▶ **Data entries**:
****************
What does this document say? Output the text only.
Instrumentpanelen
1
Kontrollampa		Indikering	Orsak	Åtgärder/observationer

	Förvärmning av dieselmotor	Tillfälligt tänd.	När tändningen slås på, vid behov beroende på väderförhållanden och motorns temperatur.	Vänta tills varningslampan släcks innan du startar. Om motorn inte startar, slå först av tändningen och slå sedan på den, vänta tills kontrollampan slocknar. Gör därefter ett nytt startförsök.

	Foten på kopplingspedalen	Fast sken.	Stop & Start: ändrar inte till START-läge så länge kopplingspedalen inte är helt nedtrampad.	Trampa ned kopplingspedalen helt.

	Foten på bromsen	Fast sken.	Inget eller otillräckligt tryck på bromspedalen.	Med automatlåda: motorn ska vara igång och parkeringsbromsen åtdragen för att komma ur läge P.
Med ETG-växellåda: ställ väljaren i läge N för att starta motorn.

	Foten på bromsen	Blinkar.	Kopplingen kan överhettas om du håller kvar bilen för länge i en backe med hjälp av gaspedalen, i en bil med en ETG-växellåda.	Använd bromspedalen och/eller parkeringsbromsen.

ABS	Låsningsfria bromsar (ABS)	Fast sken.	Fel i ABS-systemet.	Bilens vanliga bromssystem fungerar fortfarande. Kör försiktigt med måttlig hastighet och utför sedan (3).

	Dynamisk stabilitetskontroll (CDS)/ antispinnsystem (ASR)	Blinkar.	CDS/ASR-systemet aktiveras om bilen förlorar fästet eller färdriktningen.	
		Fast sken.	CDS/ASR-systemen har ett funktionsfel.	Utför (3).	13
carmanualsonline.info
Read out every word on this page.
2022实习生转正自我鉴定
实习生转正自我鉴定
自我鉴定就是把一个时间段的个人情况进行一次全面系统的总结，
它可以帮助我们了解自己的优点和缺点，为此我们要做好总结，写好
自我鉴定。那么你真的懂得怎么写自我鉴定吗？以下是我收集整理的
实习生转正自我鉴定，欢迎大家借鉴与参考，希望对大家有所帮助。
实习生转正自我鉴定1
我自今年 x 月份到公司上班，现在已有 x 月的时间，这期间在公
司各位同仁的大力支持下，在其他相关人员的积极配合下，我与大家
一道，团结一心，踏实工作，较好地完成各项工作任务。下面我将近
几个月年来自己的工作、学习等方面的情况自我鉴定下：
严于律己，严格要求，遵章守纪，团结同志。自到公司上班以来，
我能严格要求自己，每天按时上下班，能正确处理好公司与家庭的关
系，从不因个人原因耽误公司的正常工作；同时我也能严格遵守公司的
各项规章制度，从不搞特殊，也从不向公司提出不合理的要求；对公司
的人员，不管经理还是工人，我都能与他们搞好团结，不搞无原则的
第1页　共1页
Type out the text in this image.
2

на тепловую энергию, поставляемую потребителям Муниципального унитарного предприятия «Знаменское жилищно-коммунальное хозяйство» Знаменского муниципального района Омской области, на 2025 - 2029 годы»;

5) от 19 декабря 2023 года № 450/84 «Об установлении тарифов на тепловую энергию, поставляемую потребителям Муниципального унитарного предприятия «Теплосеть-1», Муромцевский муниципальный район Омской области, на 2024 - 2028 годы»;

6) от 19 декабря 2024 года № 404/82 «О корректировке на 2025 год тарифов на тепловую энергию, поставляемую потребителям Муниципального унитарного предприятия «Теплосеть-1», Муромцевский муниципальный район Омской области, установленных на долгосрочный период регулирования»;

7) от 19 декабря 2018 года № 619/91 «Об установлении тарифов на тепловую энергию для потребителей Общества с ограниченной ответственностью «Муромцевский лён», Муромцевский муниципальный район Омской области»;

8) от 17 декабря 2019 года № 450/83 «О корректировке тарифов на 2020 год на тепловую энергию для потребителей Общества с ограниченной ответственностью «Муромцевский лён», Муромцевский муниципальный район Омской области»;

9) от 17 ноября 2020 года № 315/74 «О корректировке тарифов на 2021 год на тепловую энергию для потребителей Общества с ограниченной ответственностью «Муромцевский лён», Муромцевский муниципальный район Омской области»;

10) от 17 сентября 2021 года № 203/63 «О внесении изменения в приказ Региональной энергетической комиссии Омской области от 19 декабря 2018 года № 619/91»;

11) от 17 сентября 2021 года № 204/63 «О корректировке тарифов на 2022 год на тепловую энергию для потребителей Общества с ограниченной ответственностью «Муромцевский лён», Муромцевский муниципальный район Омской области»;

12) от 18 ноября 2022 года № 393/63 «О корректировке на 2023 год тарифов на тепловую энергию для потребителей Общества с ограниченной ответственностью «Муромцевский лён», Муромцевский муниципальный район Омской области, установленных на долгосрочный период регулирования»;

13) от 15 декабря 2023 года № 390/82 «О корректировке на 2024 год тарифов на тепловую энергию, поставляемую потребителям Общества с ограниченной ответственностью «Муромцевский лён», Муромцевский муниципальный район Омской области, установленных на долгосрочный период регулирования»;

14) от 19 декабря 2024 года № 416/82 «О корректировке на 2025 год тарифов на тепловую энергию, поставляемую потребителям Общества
****************
▶ **Task directions**:
Make an exact copy of every line in the data.

▶ **Completed exercise**:
What does this document say? Output the text only.
Instrumentpanelen
1
Kontrollampa		Indikering	Orsak	Åtgärder/observationer

	Förvärmning av dieselmotor	Tillfälligt tänd.	När tändningen slås på, vid behov beroende på väderförhållanden och motorns temperatur.	Vänta tills varningslampan släcks innan du startar. Om motorn inte startar, slå först av tändningen och slå sedan på den, vänta tills kontrollampan slocknar. Gör därefter ett nytt startförsök.

	Foten på kopplingspedalen	Fast sken.	Stop & Start: ändrar inte till START-läge så länge kopplingspedalen inte är helt nedtrampad.	Trampa ned kopplingspedalen helt.

	Foten på bromsen	Fast sken.	Inget eller otillräckligt tryck på bromspedalen.	Med automatlåda: motorn ska vara igång och parkeringsbromsen åtdragen för att komma ur läge P.
Med ETG-växellåda: ställ väljaren i läge N för att starta motorn.

	Foten på bromsen	Blinkar.	Kopplingen kan överhettas om du håller kvar bilen för länge i en backe med hjälp av gaspedalen, i en bil med en ETG-växellåda.	Använd bromspedalen och/eller parkeringsbromsen.

ABS	Låsningsfria bromsar (ABS)	Fast sken.	Fel i ABS-systemet.	Bilens vanliga bromssystem fungerar fortfarande. Kör försiktigt med måttlig hastighet och utför sedan (3).

	Dynamisk stabilitetskontroll (CDS)/ antispinnsystem (ASR)	Blinkar.	CDS/ASR-systemet aktiveras om bilen förlorar fästet eller färdriktningen.	
		Fast sken.	CDS/ASR-systemen har ett funktionsfel.	Utför (3).	13
carmanualsonline.info
Read out every word on this page.
2022实习生转正自我鉴定
实习生转正自我鉴定
自我鉴定就是把一个时间段的个人情况进行一次全面系统的总结，
它可以帮助我们了解自己的优点和缺点，为此我们要做好总结，写好
自我鉴定。那么你真的懂得怎么写自我鉴定吗？以下是我收集整理的
实习生转正自我鉴定，欢迎大家借鉴与参考，希望对大家有所帮助。
实习生转正自我鉴定1
我自今年 x 月份到公司上班，现在已有 x 月的时间，这期间在公
司各位同仁的大力支持下，在其他相关人员的积极配合下，我与大家
一道，团结一心，踏实工作，较好地完成各项工作任务。下面我将近
几个月年来自己的工作、学习等方面的情况自我鉴定下：
严于律己，严格要求，遵章守纪，团结同志。自到公司上班以来，
我能严格要求自己，每天按时上下班，能正确处理好公司与家庭的关
系，从不因个人原因耽误公司的正常工作；同时我也能严格遵守公司的
各项规章制度，从不搞特殊，也从不向公司提出不合理的要求；对公司
的人员，不管经理还是工人，我都能与他们搞好团结，不搞无原则的
第1页　共1页
Type out the text in this image.
2

на тепловую энергию, поставляемую потребителям Муниципального унитарного предприятия «Знаменское жилищно-коммунальное хозяйство» Знаменского муниципального района Омской области, на 2025 - 2029 годы»;

5) от 19 декабря 2023 года № 450/84 «Об установлении тарифов на тепловую энергию, поставляемую потребителям Муниципального унитарного предприятия «Теплосеть-1», Муромцевский муниципальный район Омской области, на 2024 - 2028 годы»;

6) от 19 декабря 2024 года № 404/82 «О корректировке на 2025 год тарифов на тепловую энергию, поставляемую потребителям Муниципального унитарного предприятия «Теплосеть-1», Муромцевский муниципальный район Омской области, установленных на долгосрочный период регулирования»;

7) от 19 декабря 2018 года № 619/91 «Об установлении тарифов на тепловую энергию для потребителей Общества с ограниченной ответственностью «Муромцевский лён», Муромцевский муниципальный район Омской области»;

8) от 17 декабря 2019 года № 450/83 «О корректировке тарифов на 2020 год на тепловую энергию для потребителей Общества с ограниченной ответственностью «Муромцевский лён», Муромцевский муниципальный район Омской области»;

9) от 17 ноября 2020 года № 315/74 «О корректировке тарифов на 2021 год на тепловую энергию для потребителей Общества с ограниченной ответственностью «Муромцевский лён», Муромцевский муниципальный район Омской области»;

10) от 17 сентября 2021 года № 203/63 «О внесении изменения в приказ Региональной энергетической комиссии Омской области от 19 декабря 2018 года № 619/91»;

11) от 17 сентября 2021 года № 204/63 «О корректировке тарифов на 2022 год на тепловую энергию для потребителей Общества с ограниченной ответственностью «Муромцевский лён», Муромцевский муниципальный район Омской области»;

12) от 18 ноября 2022 года № 393/63 «О корректировке на 2023 год тарифов на тепловую энергию для потребителей Общества с ограниченной ответственностью «Муромцевский лён», Муромцевский муниципальный район Омской области, установленных на долгосрочный период регулирования»;

13) от 15 декабря 2023 года № 390/82 «О корректировке на 2024 год тарифов на тепловую энергию, поставляемую потребителям Общества с ограниченной ответственностью «Муромцевский лён», Муромцевский муниципальный район Омской области, установленных на долгосрочный период регулирования»;

14) от 19 декабря 2024 года № 416/82 «О корректировке на 2025 год тарифов на тепловую энергию, поставляемую потребителям Общества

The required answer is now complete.